[Collected data]
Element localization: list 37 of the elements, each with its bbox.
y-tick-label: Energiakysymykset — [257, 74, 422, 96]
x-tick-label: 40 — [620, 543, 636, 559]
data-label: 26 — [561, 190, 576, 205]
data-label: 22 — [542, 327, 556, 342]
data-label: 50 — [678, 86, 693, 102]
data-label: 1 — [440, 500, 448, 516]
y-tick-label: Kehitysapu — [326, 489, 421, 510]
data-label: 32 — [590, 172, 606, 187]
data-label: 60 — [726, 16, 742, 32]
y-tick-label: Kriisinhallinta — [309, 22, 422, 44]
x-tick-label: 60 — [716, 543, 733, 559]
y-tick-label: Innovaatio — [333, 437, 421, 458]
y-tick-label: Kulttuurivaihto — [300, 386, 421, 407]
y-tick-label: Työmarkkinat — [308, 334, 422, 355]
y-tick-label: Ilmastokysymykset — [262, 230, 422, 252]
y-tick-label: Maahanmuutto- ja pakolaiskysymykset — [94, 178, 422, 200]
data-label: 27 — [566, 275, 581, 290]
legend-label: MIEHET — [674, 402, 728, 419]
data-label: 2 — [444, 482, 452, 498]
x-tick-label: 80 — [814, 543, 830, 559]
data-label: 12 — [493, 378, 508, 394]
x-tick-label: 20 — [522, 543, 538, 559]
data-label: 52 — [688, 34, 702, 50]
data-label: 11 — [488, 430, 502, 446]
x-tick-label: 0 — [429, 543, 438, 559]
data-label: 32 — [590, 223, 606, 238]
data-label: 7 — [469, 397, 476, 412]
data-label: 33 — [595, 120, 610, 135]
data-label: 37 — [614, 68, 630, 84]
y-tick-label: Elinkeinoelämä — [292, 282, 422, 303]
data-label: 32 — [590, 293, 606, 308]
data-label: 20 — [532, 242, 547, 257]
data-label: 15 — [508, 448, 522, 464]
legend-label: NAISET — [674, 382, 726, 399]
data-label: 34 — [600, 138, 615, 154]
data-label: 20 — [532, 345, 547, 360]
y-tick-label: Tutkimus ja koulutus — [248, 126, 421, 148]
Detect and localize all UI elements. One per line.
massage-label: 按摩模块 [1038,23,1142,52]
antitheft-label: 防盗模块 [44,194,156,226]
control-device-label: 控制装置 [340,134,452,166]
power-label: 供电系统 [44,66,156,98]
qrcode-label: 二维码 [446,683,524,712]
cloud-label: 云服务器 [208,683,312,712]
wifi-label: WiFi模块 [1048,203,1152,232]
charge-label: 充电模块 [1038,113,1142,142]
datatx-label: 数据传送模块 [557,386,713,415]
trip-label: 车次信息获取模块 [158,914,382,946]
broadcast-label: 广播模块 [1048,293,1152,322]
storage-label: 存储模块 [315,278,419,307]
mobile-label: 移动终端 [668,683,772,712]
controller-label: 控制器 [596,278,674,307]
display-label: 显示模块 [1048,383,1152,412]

▶ [PROBLEM STATEMENT]
Please copy every line of the listing above verbatim, in the same order.

▶ [RESPONSE TO THE TASK]
Element localization: list 37 of the elements, each with its bbox.
y-tick-label: Energiakysymykset — [257, 74, 422, 96]
x-tick-label: 40 — [620, 543, 636, 559]
data-label: 26 — [561, 190, 576, 205]
data-label: 22 — [542, 327, 556, 342]
data-label: 50 — [678, 86, 693, 102]
data-label: 1 — [440, 500, 448, 516]
y-tick-label: Kehitysapu — [326, 489, 421, 510]
data-label: 32 — [590, 172, 606, 187]
data-label: 60 — [726, 16, 742, 32]
y-tick-label: Kriisinhallinta — [309, 22, 422, 44]
x-tick-label: 60 — [716, 543, 733, 559]
y-tick-label: Innovaatio — [333, 437, 421, 458]
y-tick-label: Kulttuurivaihto — [300, 386, 421, 407]
y-tick-label: Työmarkkinat — [308, 334, 422, 355]
y-tick-label: Ilmastokysymykset — [262, 230, 422, 252]
y-tick-label: Maahanmuutto- ja pakolaiskysymykset — [94, 178, 422, 200]
data-label: 27 — [566, 275, 581, 290]
legend-label: MIEHET — [674, 402, 728, 419]
data-label: 2 — [444, 482, 452, 498]
x-tick-label: 80 — [814, 543, 830, 559]
data-label: 12 — [493, 378, 508, 394]
x-tick-label: 20 — [522, 543, 538, 559]
data-label: 52 — [688, 34, 702, 50]
data-label: 11 — [488, 430, 502, 446]
x-tick-label: 0 — [429, 543, 438, 559]
data-label: 32 — [590, 223, 606, 238]
data-label: 7 — [469, 397, 476, 412]
data-label: 33 — [595, 120, 610, 135]
data-label: 37 — [614, 68, 630, 84]
y-tick-label: Elinkeinoelämä — [292, 282, 422, 303]
data-label: 32 — [590, 293, 606, 308]
data-label: 20 — [532, 242, 547, 257]
data-label: 15 — [508, 448, 522, 464]
legend-label: NAISET — [674, 382, 726, 399]
data-label: 34 — [600, 138, 615, 154]
data-label: 20 — [532, 345, 547, 360]
y-tick-label: Tutkimus ja koulutus — [248, 126, 421, 148]
Detect and localize all UI elements. One per line.
massage-label: 按摩模块 [1038,23,1142,52]
antitheft-label: 防盗模块 [44,194,156,226]
control-device-label: 控制装置 [340,134,452,166]
power-label: 供电系统 [44,66,156,98]
qrcode-label: 二维码 [446,683,524,712]
cloud-label: 云服务器 [208,683,312,712]
wifi-label: WiFi模块 [1048,203,1152,232]
charge-label: 充电模块 [1038,113,1142,142]
datatx-label: 数据传送模块 [557,386,713,415]
trip-label: 车次信息获取模块 [158,914,382,946]
broadcast-label: 广播模块 [1048,293,1152,322]
storage-label: 存储模块 [315,278,419,307]
mobile-label: 移动终端 [668,683,772,712]
controller-label: 控制器 [596,278,674,307]
display-label: 显示模块 [1048,383,1152,412]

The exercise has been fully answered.